(Stored data)

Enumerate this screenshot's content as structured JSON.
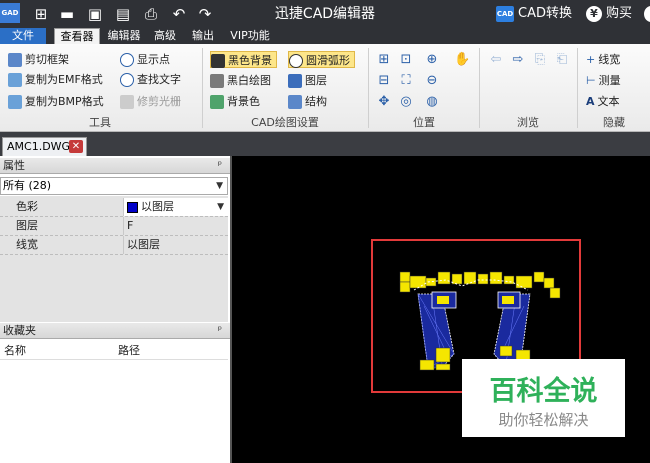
{
  "app": {
    "title": "迅捷CAD编辑器",
    "logo_text": "GAD",
    "cad_convert": "CAD转换",
    "cad_badge": "CAD",
    "buy": "购买",
    "yen": "¥"
  },
  "menubar": {
    "file": "文件",
    "tabs": [
      "查看器",
      "编辑器",
      "高级",
      "输出",
      "VIP功能"
    ],
    "active": "查看器"
  },
  "ribbon": {
    "tools": {
      "label": "工具",
      "items": [
        "剪切框架",
        "复制为EMF格式",
        "复制为BMP格式",
        "显示点",
        "查找文字",
        "修剪光栅"
      ]
    },
    "cad_settings": {
      "label": "CAD绘图设置",
      "items": [
        "黑色背景",
        "黑白绘图",
        "背景色",
        "圆滑弧形",
        "图层",
        "结构"
      ]
    },
    "position": {
      "label": "位置"
    },
    "browse": {
      "label": "浏览"
    },
    "hide": {
      "label": "隐藏",
      "items": [
        "线宽",
        "测量",
        "文本"
      ]
    }
  },
  "doc_tab": {
    "label": "AMC1.DWG"
  },
  "properties": {
    "header": "属性",
    "pin": "ᵖ",
    "selector": "所有 (28)",
    "rows": [
      {
        "name": "色彩",
        "value": "以图层"
      },
      {
        "name": "图层",
        "value": "F"
      },
      {
        "name": "线宽",
        "value": "以图层"
      }
    ]
  },
  "favorites": {
    "header": "收藏夹",
    "columns": [
      "名称",
      "路径"
    ]
  },
  "watermark": {
    "main": "百科全说",
    "sub": "助你轻松解决"
  },
  "colors": {
    "accent": "#2b6fc6",
    "frame_red": "#e23a3a",
    "pcb_yellow": "#f5e600",
    "pcb_blue": "#1a2a9e"
  }
}
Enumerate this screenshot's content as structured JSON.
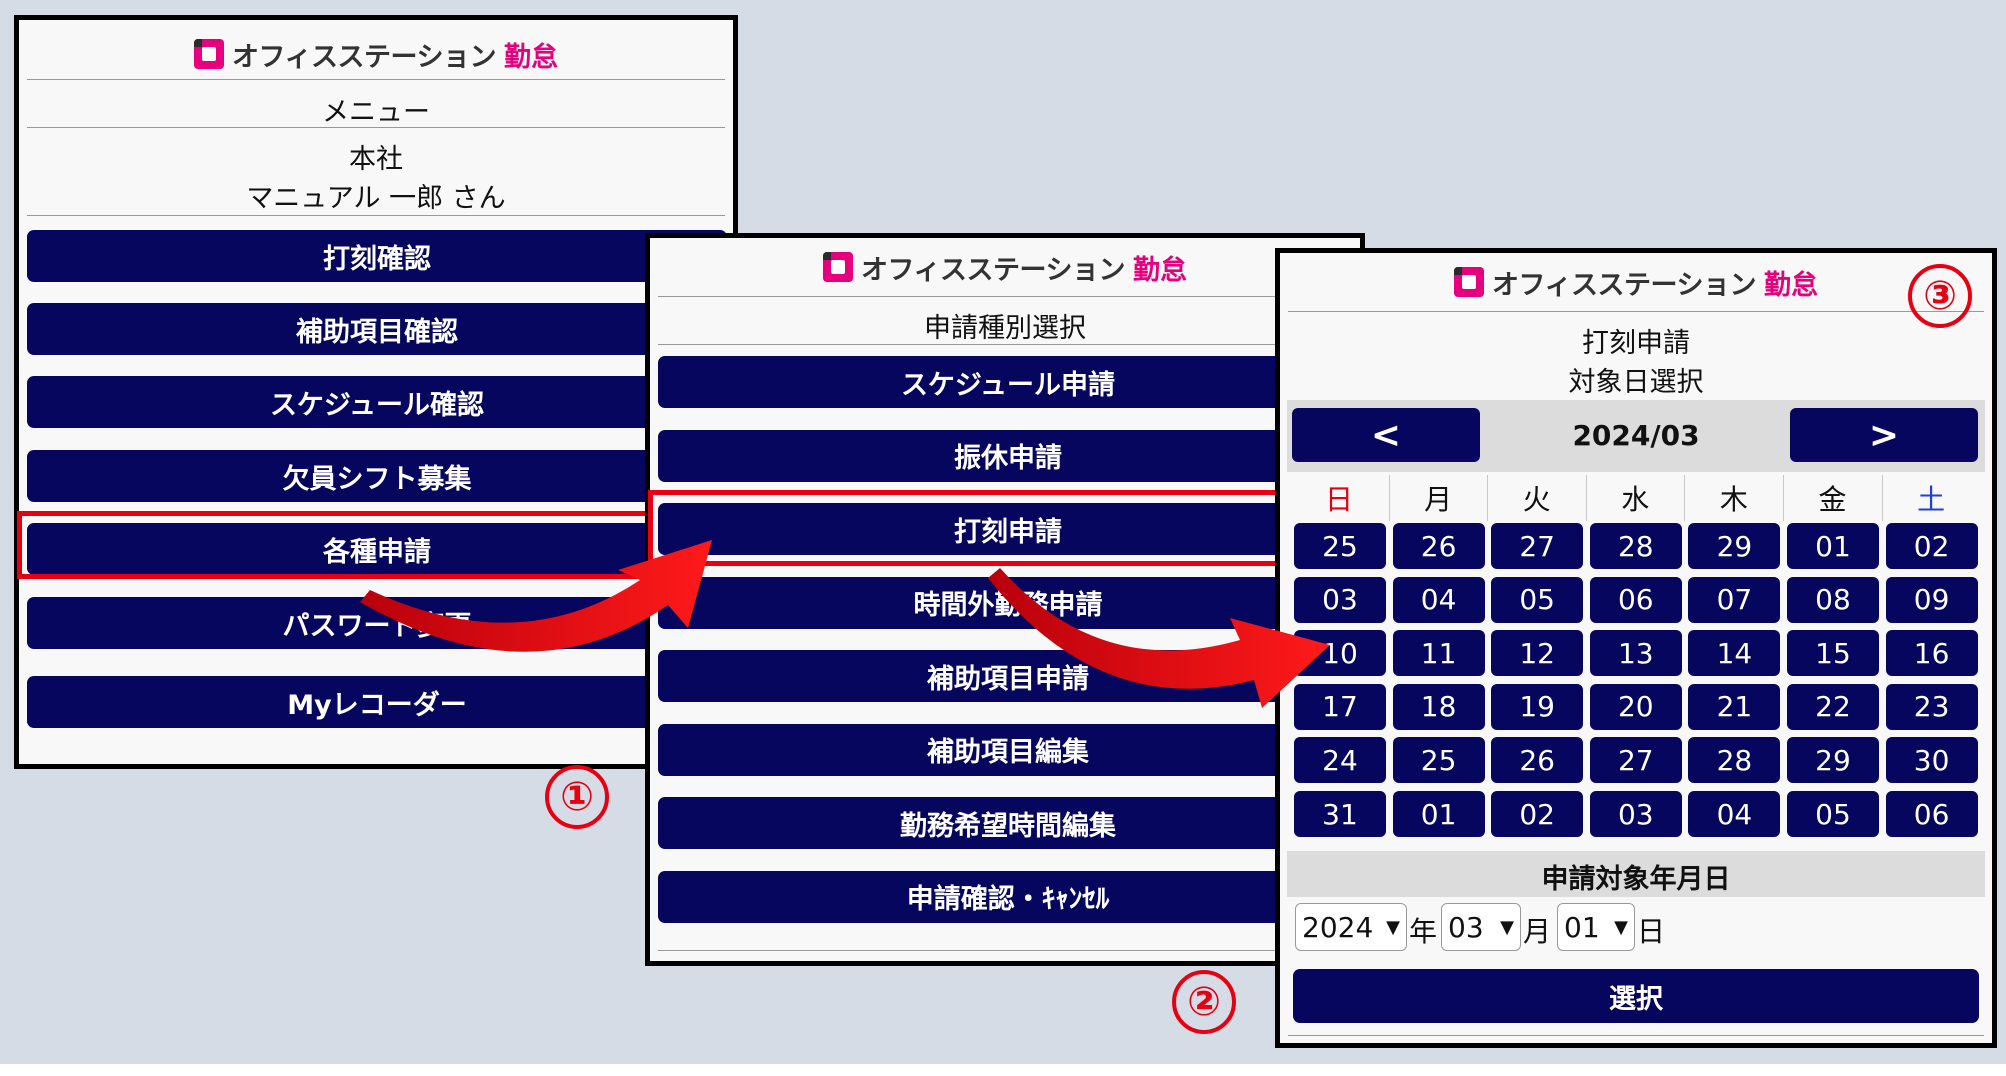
{
  "logo": {
    "name": "オフィスステーション",
    "brand": "勤怠"
  },
  "panel1": {
    "title": "メニュー",
    "company": "本社",
    "user": "マニュアル 一郎 さん",
    "buttons": [
      "打刻確認",
      "補助項目確認",
      "スケジュール確認",
      "欠員シフト募集",
      "各種申請",
      "パスワード変更",
      "Myレコーダー"
    ],
    "step": "①"
  },
  "panel2": {
    "title": "申請種別選択",
    "buttons": [
      "スケジュール申請",
      "振休申請",
      "打刻申請",
      "時間外勤務申請",
      "補助項目申請",
      "補助項目編集",
      "勤務希望時間編集",
      "申請確認・ｷｬﾝｾﾙ"
    ],
    "step": "②"
  },
  "panel3": {
    "title1": "打刻申請",
    "title2": "対象日選択",
    "step": "③",
    "calendar": {
      "prev": "<",
      "next": ">",
      "month": "2024/03",
      "weekdays": [
        "日",
        "月",
        "火",
        "水",
        "木",
        "金",
        "土"
      ],
      "weeks": [
        [
          "25",
          "26",
          "27",
          "28",
          "29",
          "01",
          "02"
        ],
        [
          "03",
          "04",
          "05",
          "06",
          "07",
          "08",
          "09"
        ],
        [
          "10",
          "11",
          "12",
          "13",
          "14",
          "15",
          "16"
        ],
        [
          "17",
          "18",
          "19",
          "20",
          "21",
          "22",
          "23"
        ],
        [
          "24",
          "25",
          "26",
          "27",
          "28",
          "29",
          "30"
        ],
        [
          "31",
          "01",
          "02",
          "03",
          "04",
          "05",
          "06"
        ]
      ]
    },
    "target_label": "申請対象年月日",
    "year": "2024",
    "year_unit": "年",
    "month": "03",
    "month_unit": "月",
    "day": "01",
    "day_unit": "日",
    "select_button": "選択"
  },
  "colors": {
    "button": "#06065e",
    "highlight": "#e60012",
    "brand": "#e6007e"
  }
}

### BRIEF
Keep the pictures out of the copy and write out the data exactly as it stands.

### FINAL RESULT
Enumerate this screenshot's content as structured JSON.
{
  "app": {
    "title": "迅捷CAD编辑器",
    "logo_text": "GAD",
    "cad_convert": "CAD转换",
    "cad_badge": "CAD",
    "buy": "购买",
    "yen": "¥"
  },
  "menubar": {
    "file": "文件",
    "tabs": [
      "查看器",
      "编辑器",
      "高级",
      "输出",
      "VIP功能"
    ],
    "active": "查看器"
  },
  "ribbon": {
    "tools": {
      "label": "工具",
      "items": [
        "剪切框架",
        "复制为EMF格式",
        "复制为BMP格式",
        "显示点",
        "查找文字",
        "修剪光栅"
      ]
    },
    "cad_settings": {
      "label": "CAD绘图设置",
      "items": [
        "黑色背景",
        "黑白绘图",
        "背景色",
        "圆滑弧形",
        "图层",
        "结构"
      ]
    },
    "position": {
      "label": "位置"
    },
    "browse": {
      "label": "浏览"
    },
    "hide": {
      "label": "隐藏",
      "items": [
        "线宽",
        "测量",
        "文本"
      ]
    }
  },
  "doc_tab": {
    "label": "AMC1.DWG"
  },
  "properties": {
    "header": "属性",
    "pin": "ᵖ",
    "selector": "所有 (28)",
    "rows": [
      {
        "name": "色彩",
        "value": "以图层"
      },
      {
        "name": "图层",
        "value": "F"
      },
      {
        "name": "线宽",
        "value": "以图层"
      }
    ]
  },
  "favorites": {
    "header": "收藏夹",
    "columns": [
      "名称",
      "路径"
    ]
  },
  "watermark": {
    "main": "百科全说",
    "sub": "助你轻松解决"
  },
  "colors": {
    "accent": "#2b6fc6",
    "frame_red": "#e23a3a",
    "pcb_yellow": "#f5e600",
    "pcb_blue": "#1a2a9e"
  }
}
Enumerate this screenshot's content as structured JSON.
{
  "logo": {
    "name": "オフィスステーション",
    "brand": "勤怠"
  },
  "panel1": {
    "title": "メニュー",
    "company": "本社",
    "user": "マニュアル 一郎 さん",
    "buttons": [
      "打刻確認",
      "補助項目確認",
      "スケジュール確認",
      "欠員シフト募集",
      "各種申請",
      "パスワード変更",
      "Myレコーダー"
    ],
    "step": "①"
  },
  "panel2": {
    "title": "申請種別選択",
    "buttons": [
      "スケジュール申請",
      "振休申請",
      "打刻申請",
      "時間外勤務申請",
      "補助項目申請",
      "補助項目編集",
      "勤務希望時間編集",
      "申請確認・ｷｬﾝｾﾙ"
    ],
    "step": "②"
  },
  "panel3": {
    "title1": "打刻申請",
    "title2": "対象日選択",
    "step": "③",
    "calendar": {
      "prev": "<",
      "next": ">",
      "month": "2024/03",
      "weekdays": [
        "日",
        "月",
        "火",
        "水",
        "木",
        "金",
        "土"
      ],
      "weeks": [
        [
          "25",
          "26",
          "27",
          "28",
          "29",
          "01",
          "02"
        ],
        [
          "03",
          "04",
          "05",
          "06",
          "07",
          "08",
          "09"
        ],
        [
          "10",
          "11",
          "12",
          "13",
          "14",
          "15",
          "16"
        ],
        [
          "17",
          "18",
          "19",
          "20",
          "21",
          "22",
          "23"
        ],
        [
          "24",
          "25",
          "26",
          "27",
          "28",
          "29",
          "30"
        ],
        [
          "31",
          "01",
          "02",
          "03",
          "04",
          "05",
          "06"
        ]
      ]
    },
    "target_label": "申請対象年月日",
    "year": "2024",
    "year_unit": "年",
    "month": "03",
    "month_unit": "月",
    "day": "01",
    "day_unit": "日",
    "select_button": "選択"
  },
  "colors": {
    "button": "#06065e",
    "highlight": "#e60012",
    "brand": "#e6007e"
  }
}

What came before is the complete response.